START

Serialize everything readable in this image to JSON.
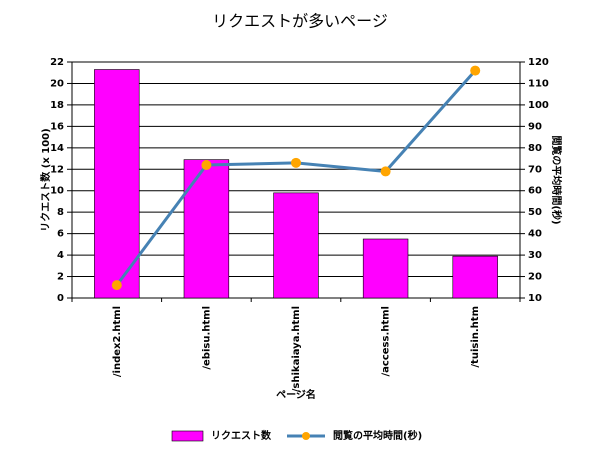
{
  "chart_data": {
    "type": "bar-line",
    "title": "リクエストが多いページ",
    "x_label": "ページ名",
    "y_label": "リクエスト数 (x 100)",
    "y2_label": "閲覧の平均時間(秒)",
    "categories": [
      "/index2.html",
      "/ebisu.html",
      "/shikaiaya.html",
      "/access.html",
      "/tuisin.htm"
    ],
    "series": [
      {
        "name": "リクエスト数",
        "type": "bar",
        "color": "#ff00ff",
        "values": [
          21.3,
          12.9,
          9.8,
          5.5,
          3.9
        ]
      },
      {
        "name": "閲覧の平均時間(秒)",
        "type": "line",
        "color": "#4682b4",
        "marker_color": "#ffa500",
        "axis": "y2",
        "values": [
          16,
          72,
          73,
          69,
          116
        ]
      }
    ],
    "ylim": [
      0,
      22
    ],
    "yticks": [
      0,
      2,
      4,
      6,
      8,
      10,
      12,
      14,
      16,
      18,
      20,
      22
    ],
    "y2lim": [
      10,
      120
    ],
    "y2ticks": [
      10,
      20,
      30,
      40,
      50,
      60,
      70,
      80,
      90,
      100,
      110,
      120
    ],
    "grid": true,
    "legend": "bottom"
  }
}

END

Stated problem
List all lines in the material containing the string "html".

Response to this exercise
      "/index2.html",
      "/ebisu.html",
      "/shikaiaya.html",
      "/access.html",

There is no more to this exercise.